* begin Material provided *

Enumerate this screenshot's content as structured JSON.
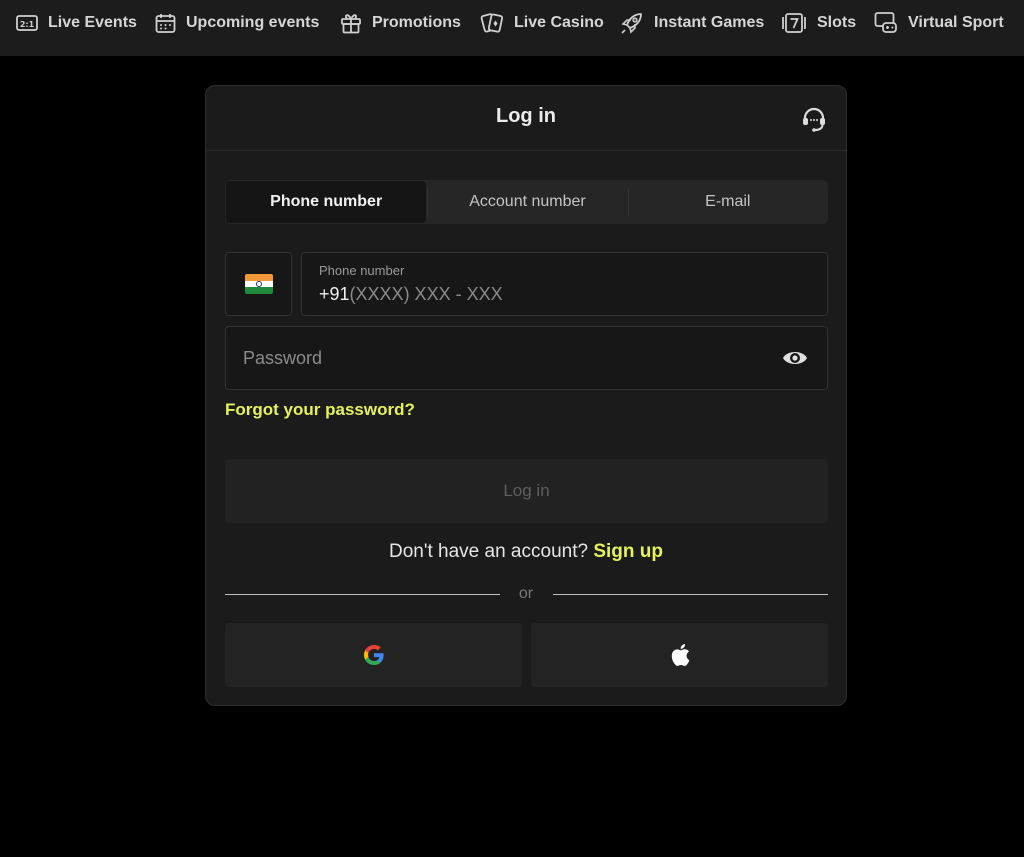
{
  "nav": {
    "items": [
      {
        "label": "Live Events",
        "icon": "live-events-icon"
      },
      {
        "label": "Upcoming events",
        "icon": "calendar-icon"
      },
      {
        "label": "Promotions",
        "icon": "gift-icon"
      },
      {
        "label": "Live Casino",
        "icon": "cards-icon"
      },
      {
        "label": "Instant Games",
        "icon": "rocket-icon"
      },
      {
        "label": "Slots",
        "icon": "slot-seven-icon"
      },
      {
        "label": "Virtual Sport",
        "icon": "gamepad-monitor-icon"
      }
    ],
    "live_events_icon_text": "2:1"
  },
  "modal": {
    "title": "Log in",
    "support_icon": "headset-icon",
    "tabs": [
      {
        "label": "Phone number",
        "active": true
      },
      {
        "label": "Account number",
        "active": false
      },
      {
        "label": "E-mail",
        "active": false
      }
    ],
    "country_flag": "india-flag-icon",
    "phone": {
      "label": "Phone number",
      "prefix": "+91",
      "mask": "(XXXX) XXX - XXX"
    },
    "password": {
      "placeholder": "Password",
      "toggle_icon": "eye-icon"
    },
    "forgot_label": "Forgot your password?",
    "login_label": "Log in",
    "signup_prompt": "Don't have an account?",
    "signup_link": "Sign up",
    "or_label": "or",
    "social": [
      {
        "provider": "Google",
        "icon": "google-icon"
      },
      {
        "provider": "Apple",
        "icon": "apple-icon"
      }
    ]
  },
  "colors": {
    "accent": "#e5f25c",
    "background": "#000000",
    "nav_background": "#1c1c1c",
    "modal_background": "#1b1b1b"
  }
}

* end Material provided *
* begin Material provided *

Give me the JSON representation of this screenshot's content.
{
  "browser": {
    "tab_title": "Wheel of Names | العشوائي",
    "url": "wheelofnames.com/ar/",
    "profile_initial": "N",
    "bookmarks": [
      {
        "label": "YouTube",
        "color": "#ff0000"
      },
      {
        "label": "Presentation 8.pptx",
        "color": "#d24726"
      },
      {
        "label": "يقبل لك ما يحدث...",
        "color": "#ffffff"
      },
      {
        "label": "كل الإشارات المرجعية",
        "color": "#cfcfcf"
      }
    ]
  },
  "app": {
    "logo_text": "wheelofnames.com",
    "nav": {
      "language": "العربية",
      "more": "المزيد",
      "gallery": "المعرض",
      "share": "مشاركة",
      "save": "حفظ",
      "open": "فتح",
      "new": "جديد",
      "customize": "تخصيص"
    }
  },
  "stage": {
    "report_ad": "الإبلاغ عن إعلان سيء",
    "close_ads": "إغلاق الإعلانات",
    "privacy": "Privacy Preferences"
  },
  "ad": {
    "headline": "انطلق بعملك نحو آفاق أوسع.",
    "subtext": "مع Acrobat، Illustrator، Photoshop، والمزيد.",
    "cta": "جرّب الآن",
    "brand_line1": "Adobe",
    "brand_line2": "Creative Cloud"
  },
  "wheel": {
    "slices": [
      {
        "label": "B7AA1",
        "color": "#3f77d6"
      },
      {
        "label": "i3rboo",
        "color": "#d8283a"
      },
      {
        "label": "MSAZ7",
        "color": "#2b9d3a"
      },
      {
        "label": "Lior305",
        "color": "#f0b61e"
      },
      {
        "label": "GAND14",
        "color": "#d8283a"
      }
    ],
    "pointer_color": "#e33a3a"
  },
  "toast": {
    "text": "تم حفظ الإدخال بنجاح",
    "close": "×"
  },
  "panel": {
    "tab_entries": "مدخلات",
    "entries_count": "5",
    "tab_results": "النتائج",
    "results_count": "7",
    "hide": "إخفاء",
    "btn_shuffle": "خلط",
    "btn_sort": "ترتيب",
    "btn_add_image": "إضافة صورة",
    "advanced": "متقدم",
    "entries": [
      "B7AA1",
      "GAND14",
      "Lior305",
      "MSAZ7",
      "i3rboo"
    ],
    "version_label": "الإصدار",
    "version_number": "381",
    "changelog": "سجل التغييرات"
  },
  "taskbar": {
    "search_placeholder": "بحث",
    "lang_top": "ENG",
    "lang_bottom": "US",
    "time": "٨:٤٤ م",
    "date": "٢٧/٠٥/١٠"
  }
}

* end Material provided *
* begin Material provided *

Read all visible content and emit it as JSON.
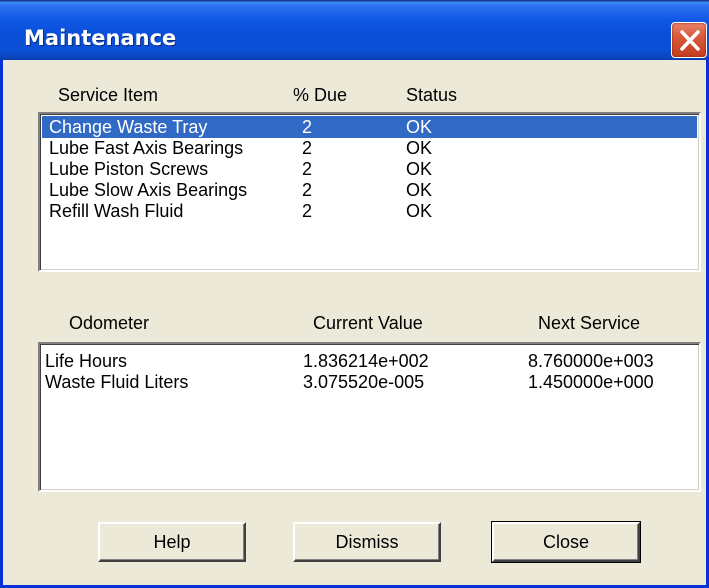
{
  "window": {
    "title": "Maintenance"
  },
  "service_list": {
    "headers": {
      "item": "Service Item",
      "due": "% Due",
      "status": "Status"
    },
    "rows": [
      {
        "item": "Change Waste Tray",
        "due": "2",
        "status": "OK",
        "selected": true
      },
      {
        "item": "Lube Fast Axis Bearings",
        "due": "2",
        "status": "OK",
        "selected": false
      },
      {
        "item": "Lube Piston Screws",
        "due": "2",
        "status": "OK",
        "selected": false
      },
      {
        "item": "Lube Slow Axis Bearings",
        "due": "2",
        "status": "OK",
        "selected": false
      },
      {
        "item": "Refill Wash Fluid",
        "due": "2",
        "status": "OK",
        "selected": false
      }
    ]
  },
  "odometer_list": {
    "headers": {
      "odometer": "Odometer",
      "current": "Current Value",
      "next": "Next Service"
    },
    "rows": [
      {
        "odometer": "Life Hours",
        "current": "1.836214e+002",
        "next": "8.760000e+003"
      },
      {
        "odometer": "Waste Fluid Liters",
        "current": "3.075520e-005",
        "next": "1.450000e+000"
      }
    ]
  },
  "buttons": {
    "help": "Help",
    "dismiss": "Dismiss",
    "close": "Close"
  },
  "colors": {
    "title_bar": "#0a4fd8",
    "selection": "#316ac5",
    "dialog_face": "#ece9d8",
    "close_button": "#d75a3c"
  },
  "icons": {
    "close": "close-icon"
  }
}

* end Material provided *

» **Exercise aim**:
Check each line above for the string "JSON" and show the ones that have it.

» **Task result**:
Enumerate this screenshot's content as structured JSON.
Give me the JSON representation of this screenshot's content.
Read all visible content and emit it as JSON.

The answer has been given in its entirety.